Source data.
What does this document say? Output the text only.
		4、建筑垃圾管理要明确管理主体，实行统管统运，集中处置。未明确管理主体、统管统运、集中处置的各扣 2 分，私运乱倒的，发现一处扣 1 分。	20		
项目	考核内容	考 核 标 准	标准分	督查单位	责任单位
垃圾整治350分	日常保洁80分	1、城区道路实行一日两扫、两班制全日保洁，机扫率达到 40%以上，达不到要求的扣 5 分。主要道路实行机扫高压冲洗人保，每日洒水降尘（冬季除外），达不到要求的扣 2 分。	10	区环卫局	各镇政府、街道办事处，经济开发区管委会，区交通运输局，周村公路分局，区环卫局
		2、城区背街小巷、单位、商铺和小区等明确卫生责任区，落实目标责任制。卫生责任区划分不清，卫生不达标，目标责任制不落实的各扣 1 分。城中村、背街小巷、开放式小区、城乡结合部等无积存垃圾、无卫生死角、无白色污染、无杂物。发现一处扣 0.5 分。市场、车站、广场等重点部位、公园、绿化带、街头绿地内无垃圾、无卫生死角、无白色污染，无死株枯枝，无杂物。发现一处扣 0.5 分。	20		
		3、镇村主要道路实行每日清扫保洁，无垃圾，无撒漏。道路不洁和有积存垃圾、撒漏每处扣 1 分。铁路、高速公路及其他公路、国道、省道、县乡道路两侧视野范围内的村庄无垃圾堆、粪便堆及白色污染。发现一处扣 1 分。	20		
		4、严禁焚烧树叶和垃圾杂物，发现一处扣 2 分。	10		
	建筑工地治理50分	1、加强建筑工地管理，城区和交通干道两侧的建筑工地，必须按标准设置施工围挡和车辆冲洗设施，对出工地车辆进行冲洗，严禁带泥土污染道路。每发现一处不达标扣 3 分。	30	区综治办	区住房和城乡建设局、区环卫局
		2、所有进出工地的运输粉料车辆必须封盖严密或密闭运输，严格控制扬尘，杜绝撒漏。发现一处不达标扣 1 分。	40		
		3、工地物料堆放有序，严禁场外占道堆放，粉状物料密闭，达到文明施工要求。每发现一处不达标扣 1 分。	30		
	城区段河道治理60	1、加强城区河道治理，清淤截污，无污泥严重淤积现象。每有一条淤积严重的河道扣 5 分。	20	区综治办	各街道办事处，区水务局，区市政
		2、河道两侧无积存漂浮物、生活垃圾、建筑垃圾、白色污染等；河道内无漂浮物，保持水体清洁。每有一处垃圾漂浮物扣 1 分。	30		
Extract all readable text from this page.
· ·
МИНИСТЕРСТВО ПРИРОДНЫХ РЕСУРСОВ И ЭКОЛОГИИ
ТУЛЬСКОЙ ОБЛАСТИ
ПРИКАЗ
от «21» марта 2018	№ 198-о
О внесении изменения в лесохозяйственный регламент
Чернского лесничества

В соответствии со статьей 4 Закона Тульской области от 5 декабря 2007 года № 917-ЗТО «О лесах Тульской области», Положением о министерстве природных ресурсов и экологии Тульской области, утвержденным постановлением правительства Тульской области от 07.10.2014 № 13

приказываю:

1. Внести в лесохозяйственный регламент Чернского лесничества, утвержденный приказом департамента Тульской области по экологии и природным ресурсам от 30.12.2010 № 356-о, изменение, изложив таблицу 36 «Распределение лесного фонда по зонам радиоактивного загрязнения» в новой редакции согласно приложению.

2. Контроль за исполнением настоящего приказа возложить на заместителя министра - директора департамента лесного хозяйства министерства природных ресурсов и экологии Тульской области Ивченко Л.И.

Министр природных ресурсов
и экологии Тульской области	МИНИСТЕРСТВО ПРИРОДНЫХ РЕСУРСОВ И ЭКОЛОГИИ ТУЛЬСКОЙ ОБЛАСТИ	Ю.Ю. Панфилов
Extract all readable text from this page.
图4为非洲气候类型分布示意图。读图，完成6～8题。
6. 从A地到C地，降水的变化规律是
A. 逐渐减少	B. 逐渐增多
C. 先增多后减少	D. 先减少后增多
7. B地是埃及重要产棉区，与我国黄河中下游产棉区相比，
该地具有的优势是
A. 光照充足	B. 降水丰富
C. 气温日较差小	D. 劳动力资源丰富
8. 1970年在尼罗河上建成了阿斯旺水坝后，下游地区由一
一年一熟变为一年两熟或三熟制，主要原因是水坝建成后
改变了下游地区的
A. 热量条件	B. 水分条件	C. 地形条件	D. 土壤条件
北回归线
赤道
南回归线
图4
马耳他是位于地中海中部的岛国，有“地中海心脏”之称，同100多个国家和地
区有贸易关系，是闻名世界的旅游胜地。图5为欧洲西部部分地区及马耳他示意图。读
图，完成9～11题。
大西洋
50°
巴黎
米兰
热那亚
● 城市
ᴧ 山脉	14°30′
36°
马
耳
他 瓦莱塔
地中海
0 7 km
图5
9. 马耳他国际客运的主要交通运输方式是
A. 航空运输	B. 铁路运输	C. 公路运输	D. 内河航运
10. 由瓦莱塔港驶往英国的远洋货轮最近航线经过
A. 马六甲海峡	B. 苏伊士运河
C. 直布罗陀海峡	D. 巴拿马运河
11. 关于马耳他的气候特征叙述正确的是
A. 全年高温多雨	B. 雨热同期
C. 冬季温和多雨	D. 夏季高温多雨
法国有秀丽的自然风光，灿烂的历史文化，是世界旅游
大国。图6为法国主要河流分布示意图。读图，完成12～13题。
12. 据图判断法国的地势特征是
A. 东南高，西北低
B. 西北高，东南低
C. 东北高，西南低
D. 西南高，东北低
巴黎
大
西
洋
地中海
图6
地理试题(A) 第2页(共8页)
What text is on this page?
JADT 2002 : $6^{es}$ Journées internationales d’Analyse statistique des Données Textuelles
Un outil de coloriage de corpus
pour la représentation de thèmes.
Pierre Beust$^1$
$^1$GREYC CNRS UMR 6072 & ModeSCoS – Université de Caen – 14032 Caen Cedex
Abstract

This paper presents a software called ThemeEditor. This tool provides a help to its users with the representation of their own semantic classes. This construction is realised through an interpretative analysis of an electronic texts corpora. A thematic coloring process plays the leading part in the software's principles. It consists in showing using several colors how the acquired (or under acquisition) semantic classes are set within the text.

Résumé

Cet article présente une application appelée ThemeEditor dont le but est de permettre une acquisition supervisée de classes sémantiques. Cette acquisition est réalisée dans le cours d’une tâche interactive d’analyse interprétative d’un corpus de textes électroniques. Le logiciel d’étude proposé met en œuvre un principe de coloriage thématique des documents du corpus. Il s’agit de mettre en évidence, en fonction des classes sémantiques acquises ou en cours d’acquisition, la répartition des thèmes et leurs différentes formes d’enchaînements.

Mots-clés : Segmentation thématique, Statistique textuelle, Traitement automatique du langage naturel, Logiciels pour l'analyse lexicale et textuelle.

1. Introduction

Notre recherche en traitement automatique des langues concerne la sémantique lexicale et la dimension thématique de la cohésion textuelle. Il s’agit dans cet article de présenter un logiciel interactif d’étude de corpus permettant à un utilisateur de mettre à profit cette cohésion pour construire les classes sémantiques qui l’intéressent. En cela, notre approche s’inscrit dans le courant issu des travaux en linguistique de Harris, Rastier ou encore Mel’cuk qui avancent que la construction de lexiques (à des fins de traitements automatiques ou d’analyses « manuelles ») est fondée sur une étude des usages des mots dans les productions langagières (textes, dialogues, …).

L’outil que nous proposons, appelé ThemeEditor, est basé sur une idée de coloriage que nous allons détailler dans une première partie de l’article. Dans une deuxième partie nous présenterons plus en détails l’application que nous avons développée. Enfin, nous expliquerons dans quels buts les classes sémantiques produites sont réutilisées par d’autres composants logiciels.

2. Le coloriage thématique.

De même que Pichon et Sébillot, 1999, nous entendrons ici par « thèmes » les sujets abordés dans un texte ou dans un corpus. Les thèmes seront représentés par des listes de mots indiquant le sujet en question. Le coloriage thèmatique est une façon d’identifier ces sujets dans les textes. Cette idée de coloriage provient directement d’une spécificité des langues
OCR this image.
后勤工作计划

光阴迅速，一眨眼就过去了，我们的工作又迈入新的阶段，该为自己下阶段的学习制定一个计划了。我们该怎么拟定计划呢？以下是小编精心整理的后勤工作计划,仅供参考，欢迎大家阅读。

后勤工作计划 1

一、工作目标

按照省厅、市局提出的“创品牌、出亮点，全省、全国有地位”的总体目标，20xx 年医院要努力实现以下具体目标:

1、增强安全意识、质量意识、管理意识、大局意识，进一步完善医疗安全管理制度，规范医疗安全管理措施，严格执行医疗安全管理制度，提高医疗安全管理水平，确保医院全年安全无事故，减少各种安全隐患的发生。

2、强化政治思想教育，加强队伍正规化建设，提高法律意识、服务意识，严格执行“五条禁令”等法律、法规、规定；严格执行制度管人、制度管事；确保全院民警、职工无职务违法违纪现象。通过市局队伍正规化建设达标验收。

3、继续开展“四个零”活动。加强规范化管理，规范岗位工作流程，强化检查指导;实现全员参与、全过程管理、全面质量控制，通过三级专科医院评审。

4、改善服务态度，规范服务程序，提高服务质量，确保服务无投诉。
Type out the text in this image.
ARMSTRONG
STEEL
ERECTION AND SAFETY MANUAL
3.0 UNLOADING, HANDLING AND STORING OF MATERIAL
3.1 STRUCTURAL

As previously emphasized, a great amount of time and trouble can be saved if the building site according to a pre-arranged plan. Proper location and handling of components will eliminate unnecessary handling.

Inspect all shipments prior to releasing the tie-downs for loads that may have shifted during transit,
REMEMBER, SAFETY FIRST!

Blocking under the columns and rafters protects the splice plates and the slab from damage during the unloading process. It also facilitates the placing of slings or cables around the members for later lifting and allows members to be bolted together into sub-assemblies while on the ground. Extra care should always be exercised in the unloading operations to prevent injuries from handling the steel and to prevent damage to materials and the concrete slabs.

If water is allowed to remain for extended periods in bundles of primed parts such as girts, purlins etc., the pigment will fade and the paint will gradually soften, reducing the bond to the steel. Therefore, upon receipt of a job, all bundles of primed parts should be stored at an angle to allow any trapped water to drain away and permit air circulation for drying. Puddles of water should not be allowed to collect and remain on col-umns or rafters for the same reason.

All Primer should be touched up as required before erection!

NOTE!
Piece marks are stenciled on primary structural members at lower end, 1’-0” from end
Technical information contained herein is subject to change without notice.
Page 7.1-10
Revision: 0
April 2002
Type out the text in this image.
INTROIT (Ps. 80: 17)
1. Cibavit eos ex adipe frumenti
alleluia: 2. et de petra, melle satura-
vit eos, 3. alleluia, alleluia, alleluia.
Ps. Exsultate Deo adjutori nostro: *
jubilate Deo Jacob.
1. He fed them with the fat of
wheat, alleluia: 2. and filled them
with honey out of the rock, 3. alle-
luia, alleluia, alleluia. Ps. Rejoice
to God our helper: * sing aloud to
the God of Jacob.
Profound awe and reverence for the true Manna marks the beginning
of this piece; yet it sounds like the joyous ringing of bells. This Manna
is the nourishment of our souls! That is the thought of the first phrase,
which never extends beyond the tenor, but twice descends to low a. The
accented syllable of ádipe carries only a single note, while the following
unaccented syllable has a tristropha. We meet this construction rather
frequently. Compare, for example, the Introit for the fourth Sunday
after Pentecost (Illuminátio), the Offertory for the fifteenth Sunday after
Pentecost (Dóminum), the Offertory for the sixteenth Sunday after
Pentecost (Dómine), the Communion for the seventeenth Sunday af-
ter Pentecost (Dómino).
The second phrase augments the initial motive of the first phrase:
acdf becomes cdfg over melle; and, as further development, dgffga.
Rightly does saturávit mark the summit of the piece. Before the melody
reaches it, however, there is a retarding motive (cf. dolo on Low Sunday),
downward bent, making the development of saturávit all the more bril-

Exercise description.
From the data above, work out how many lines hold "SAFETY". Answer with the number alone.

Complete output.
2